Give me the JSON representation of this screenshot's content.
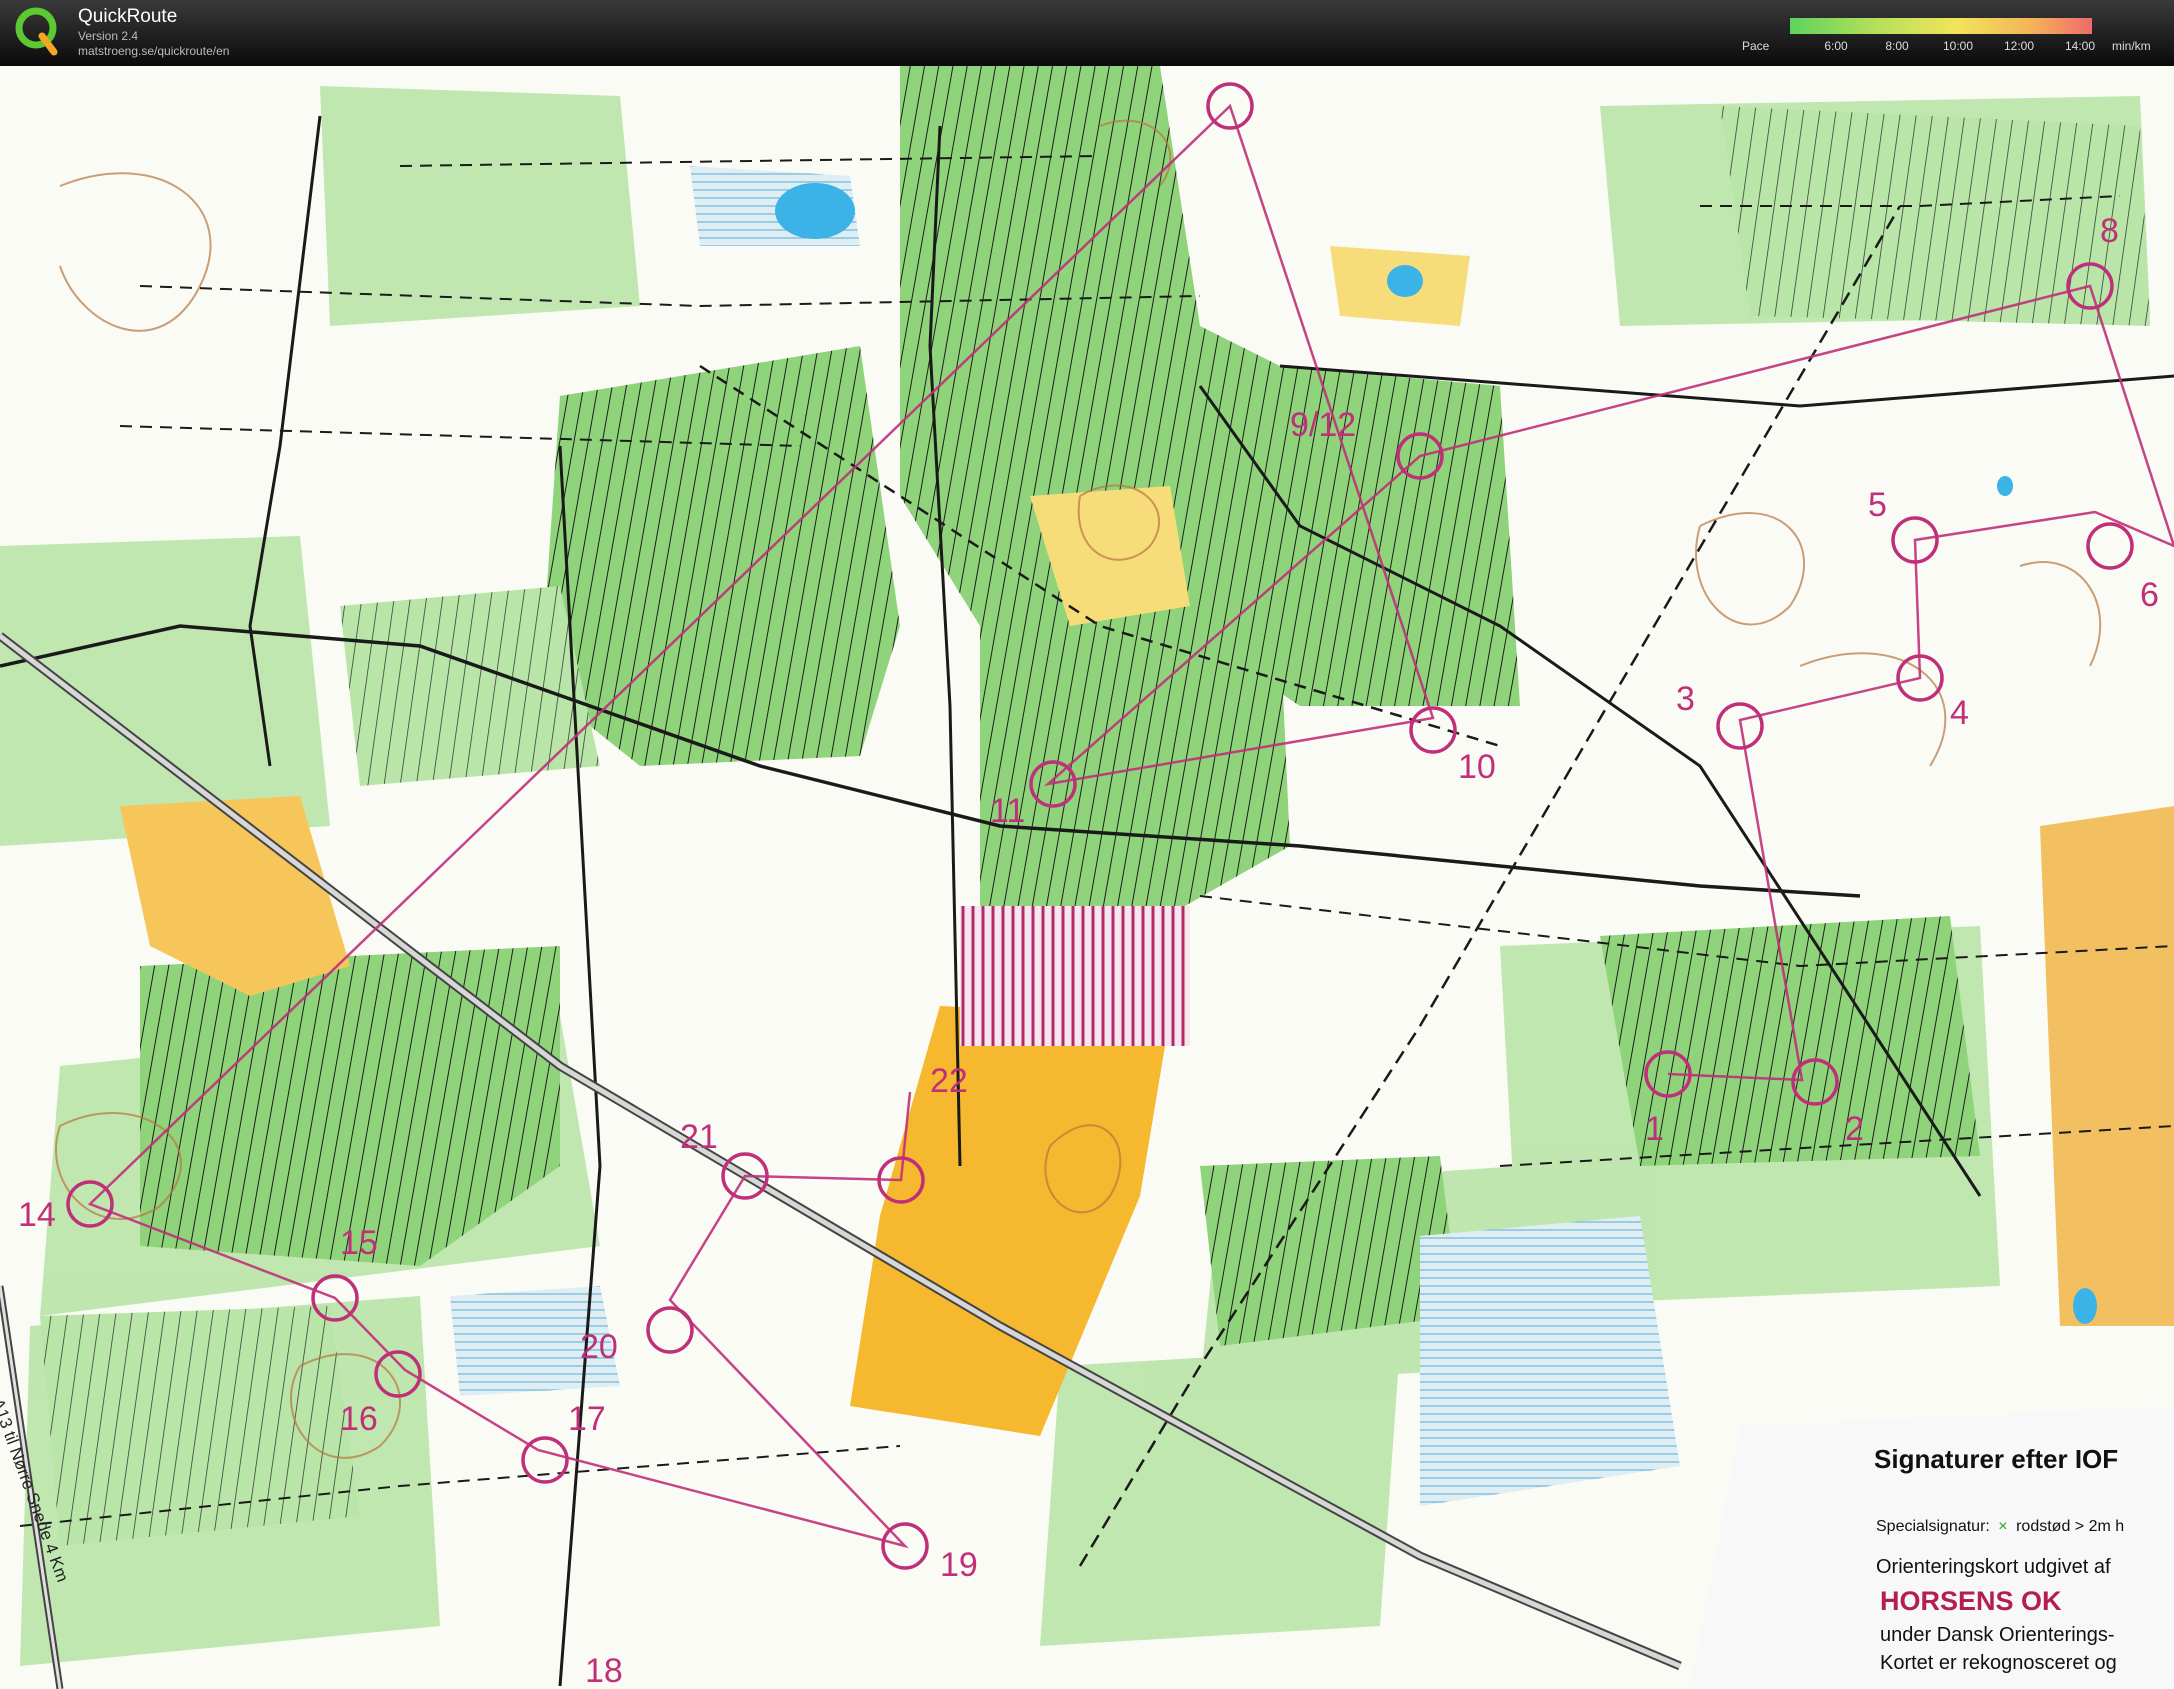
{
  "header": {
    "app_name": "QuickRoute",
    "version": "Version 2.4",
    "url": "matstroeng.se/quickroute/en",
    "pace_label": "Pace",
    "pace_ticks": [
      "6:00",
      "8:00",
      "10:00",
      "12:00",
      "14:00"
    ],
    "pace_unit": "min/km",
    "pace_colors": [
      "#5fd35f",
      "#b9e05a",
      "#f2e45a",
      "#f5b35a",
      "#ee6a6a"
    ]
  },
  "map": {
    "side_road_label": "A13 til Nørre Snede 4 Km",
    "legend": {
      "title": "Signaturer efter IOF",
      "special_prefix": "Specialsignatur:",
      "special_item": "rodstød > 2m h",
      "published_by": "Orienteringskort udgivet af",
      "club": "HORSENS OK",
      "under": "under Dansk Orienterings-",
      "map_note": "Kortet er rekognosceret og"
    },
    "controls": [
      "1",
      "2",
      "3",
      "4",
      "5",
      "6",
      "8",
      "9/12",
      "10",
      "11",
      "14",
      "15",
      "16",
      "17",
      "18",
      "19",
      "20",
      "21",
      "22"
    ],
    "course_color": "#c0307a"
  }
}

Problem requirements
Make an exact copy of the whole listing, but don't bring over any pictures.

Exercise response
Give me the JSON representation of this screenshot's content.
{
  "header": {
    "app_name": "QuickRoute",
    "version": "Version 2.4",
    "url": "matstroeng.se/quickroute/en",
    "pace_label": "Pace",
    "pace_ticks": [
      "6:00",
      "8:00",
      "10:00",
      "12:00",
      "14:00"
    ],
    "pace_unit": "min/km",
    "pace_colors": [
      "#5fd35f",
      "#b9e05a",
      "#f2e45a",
      "#f5b35a",
      "#ee6a6a"
    ]
  },
  "map": {
    "side_road_label": "A13 til Nørre Snede 4 Km",
    "legend": {
      "title": "Signaturer efter IOF",
      "special_prefix": "Specialsignatur:",
      "special_item": "rodstød > 2m h",
      "published_by": "Orienteringskort udgivet af",
      "club": "HORSENS OK",
      "under": "under Dansk Orienterings-",
      "map_note": "Kortet er rekognosceret og"
    },
    "controls": [
      "1",
      "2",
      "3",
      "4",
      "5",
      "6",
      "8",
      "9/12",
      "10",
      "11",
      "14",
      "15",
      "16",
      "17",
      "18",
      "19",
      "20",
      "21",
      "22"
    ],
    "course_color": "#c0307a"
  }
}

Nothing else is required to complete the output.